**Directions for this task**
Pick out each line of the records in which the word "JSON" appears.

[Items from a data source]
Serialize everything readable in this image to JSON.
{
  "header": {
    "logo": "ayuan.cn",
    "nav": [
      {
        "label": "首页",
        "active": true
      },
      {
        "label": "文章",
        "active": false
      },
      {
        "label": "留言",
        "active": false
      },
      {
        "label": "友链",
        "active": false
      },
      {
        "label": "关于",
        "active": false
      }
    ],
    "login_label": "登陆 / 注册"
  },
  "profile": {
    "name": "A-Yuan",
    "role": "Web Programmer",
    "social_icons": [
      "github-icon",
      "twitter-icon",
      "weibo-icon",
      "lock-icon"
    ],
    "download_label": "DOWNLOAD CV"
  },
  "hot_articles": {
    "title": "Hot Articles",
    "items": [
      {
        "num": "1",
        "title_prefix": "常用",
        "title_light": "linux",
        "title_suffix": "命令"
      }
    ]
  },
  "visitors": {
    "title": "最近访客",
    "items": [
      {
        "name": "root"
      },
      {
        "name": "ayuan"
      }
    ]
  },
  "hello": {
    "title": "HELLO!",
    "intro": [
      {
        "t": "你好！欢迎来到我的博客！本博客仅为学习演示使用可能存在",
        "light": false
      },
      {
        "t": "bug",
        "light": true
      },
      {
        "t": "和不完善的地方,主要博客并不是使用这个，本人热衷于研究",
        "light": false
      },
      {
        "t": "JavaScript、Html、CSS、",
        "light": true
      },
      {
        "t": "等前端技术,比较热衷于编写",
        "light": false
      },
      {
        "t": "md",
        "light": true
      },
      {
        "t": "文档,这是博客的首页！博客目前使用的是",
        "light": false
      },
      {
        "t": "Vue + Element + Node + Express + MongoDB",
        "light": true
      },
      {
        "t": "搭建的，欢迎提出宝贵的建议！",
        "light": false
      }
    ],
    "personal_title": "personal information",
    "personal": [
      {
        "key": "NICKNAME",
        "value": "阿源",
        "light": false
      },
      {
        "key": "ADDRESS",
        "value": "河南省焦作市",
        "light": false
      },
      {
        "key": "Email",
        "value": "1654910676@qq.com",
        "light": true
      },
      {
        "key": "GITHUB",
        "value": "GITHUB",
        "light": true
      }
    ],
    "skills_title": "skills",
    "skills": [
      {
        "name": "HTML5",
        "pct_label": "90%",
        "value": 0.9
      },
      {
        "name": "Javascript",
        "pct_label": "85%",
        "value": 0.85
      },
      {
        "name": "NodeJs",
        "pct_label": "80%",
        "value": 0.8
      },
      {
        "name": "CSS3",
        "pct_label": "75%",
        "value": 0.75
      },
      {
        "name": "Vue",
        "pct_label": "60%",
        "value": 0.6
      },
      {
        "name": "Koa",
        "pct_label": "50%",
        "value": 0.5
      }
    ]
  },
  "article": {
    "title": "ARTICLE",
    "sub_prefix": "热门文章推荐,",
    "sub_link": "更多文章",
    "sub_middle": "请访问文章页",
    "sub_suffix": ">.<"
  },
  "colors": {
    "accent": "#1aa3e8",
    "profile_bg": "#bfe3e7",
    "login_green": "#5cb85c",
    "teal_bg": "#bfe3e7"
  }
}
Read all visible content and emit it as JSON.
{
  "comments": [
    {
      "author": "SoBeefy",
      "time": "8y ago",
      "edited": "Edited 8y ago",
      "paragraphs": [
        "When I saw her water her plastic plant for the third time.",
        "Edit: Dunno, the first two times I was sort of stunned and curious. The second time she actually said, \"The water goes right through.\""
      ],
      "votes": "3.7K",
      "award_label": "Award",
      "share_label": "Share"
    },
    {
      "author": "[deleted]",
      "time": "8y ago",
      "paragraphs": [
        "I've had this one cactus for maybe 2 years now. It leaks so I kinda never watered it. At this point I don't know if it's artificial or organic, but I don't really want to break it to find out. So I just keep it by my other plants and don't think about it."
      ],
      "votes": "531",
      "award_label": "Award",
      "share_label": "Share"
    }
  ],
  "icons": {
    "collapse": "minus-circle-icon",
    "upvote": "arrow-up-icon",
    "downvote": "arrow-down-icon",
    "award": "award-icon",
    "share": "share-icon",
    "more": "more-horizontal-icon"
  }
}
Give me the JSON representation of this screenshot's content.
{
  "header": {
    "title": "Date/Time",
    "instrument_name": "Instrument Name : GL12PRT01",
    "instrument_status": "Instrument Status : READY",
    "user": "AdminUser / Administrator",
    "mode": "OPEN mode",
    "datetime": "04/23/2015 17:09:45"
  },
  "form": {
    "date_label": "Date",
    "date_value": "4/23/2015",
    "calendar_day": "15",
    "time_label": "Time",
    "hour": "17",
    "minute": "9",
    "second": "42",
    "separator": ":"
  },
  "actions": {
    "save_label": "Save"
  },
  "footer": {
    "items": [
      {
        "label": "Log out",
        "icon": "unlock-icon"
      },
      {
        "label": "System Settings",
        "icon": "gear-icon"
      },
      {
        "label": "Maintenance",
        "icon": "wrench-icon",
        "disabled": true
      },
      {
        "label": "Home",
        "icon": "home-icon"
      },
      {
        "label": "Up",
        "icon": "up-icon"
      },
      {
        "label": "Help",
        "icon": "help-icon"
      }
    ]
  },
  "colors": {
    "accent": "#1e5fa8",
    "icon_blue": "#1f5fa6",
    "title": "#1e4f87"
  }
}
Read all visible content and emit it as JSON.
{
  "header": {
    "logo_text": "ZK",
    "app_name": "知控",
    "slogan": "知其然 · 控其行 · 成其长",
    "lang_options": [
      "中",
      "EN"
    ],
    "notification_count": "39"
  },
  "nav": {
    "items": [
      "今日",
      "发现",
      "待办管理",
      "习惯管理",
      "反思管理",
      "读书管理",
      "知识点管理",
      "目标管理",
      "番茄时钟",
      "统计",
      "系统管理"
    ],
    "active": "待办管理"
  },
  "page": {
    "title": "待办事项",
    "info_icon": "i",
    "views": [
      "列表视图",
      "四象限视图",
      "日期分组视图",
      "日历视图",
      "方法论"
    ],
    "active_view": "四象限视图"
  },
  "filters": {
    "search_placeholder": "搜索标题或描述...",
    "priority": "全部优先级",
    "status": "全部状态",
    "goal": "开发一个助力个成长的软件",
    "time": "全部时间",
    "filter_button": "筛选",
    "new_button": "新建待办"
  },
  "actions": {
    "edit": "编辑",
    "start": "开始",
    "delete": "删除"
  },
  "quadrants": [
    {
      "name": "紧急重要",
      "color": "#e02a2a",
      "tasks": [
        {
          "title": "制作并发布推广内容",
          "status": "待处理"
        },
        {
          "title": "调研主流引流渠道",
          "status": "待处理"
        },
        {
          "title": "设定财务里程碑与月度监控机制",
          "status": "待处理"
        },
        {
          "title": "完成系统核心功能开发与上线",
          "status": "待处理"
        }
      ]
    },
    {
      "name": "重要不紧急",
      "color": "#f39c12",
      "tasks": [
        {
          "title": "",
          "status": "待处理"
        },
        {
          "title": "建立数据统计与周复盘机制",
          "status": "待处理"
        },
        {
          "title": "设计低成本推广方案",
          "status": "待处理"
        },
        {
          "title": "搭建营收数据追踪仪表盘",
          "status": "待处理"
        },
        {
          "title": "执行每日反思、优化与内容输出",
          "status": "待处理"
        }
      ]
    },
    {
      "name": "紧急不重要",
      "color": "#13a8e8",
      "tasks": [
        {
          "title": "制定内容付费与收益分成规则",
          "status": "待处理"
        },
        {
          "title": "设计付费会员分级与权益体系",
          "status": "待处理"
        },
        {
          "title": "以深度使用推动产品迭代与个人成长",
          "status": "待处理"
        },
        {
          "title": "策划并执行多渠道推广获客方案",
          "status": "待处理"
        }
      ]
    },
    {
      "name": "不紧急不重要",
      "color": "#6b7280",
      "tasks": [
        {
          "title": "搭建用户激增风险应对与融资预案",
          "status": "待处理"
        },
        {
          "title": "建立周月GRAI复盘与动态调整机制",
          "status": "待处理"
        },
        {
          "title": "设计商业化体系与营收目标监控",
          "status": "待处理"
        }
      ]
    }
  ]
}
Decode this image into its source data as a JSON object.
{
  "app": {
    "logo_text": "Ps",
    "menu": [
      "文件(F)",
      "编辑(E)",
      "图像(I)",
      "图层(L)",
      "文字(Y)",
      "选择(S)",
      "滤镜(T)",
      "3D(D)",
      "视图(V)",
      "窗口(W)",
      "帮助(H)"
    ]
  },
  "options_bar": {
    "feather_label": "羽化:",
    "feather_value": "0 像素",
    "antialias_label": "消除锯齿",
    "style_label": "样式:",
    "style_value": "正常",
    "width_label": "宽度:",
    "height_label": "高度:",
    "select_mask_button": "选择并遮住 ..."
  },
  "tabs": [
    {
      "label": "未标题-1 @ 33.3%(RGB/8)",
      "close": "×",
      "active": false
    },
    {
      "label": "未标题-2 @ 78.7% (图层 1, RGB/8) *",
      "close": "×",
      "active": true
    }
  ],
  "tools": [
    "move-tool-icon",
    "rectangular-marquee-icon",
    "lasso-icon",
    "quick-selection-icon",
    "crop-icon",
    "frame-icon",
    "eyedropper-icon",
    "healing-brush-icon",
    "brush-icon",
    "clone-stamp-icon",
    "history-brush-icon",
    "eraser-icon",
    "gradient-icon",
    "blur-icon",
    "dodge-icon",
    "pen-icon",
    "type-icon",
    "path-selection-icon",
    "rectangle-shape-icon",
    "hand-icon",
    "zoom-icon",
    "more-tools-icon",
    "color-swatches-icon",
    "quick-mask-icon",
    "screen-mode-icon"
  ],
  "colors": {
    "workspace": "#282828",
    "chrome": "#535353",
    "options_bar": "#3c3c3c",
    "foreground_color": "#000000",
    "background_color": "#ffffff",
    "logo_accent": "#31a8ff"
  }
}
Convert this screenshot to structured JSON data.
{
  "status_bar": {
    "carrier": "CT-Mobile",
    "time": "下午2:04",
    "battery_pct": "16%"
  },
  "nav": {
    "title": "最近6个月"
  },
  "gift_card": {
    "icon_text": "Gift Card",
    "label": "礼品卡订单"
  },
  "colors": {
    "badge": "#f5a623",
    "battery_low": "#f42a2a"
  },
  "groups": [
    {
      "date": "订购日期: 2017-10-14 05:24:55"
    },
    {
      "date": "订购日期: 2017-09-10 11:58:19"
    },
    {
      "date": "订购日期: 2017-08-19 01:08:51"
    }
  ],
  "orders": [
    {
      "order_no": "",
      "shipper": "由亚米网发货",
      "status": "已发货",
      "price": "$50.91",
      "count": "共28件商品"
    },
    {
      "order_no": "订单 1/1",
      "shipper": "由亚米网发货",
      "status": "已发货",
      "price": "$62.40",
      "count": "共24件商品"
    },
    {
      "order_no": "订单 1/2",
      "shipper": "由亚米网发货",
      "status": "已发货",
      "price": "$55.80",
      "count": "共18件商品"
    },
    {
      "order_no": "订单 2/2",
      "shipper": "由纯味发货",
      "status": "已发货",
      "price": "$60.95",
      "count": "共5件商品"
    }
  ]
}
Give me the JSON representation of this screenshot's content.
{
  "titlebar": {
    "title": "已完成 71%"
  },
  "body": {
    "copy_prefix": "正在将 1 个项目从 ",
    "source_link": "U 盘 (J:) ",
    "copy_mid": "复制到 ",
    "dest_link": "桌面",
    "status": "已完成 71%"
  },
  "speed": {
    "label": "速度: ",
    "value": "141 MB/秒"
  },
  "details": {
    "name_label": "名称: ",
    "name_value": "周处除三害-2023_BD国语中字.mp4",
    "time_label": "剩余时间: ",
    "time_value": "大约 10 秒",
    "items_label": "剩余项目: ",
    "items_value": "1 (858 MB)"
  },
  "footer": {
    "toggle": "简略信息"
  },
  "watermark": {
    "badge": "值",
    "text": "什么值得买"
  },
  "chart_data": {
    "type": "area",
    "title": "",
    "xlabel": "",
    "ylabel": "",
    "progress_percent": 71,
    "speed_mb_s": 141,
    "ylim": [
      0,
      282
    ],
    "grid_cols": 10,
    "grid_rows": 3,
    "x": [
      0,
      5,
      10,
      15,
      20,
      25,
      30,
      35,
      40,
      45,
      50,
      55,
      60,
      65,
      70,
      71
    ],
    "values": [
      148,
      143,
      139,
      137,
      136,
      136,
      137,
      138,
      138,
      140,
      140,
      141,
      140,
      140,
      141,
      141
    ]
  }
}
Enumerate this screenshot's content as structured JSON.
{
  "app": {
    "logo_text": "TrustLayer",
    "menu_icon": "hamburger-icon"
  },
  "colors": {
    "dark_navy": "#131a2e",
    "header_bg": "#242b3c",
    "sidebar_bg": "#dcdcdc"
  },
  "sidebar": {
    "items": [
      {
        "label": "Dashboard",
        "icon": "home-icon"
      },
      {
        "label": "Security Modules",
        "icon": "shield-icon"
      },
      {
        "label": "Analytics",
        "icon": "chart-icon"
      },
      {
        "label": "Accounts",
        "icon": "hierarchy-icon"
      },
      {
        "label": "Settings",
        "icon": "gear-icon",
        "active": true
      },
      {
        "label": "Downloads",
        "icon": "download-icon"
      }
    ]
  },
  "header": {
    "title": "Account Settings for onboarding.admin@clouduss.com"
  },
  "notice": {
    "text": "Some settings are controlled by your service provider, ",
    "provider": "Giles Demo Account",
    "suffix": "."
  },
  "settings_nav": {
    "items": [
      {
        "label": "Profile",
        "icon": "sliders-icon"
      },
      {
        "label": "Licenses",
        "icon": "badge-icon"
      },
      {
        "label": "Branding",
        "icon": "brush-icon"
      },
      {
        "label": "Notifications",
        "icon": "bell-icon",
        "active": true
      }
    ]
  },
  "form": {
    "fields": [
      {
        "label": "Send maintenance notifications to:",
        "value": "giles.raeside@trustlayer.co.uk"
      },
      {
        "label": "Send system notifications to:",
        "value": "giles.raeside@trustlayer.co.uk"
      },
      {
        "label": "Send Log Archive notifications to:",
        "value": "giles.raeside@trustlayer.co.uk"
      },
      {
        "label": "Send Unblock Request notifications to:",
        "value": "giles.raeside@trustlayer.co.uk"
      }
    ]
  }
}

**Answer to this task**
Serialize everything readable in this image to JSON.
Read all visible content and emit it as JSON.
Give me the JSON representation of this screenshot's content.
Read all visible content and emit it as JSON.
Decode this image into its source data as a JSON object.
Convert this screenshot to structured JSON data.
Give me the JSON representation of this screenshot's content.
Enumerate this screenshot's content as structured JSON.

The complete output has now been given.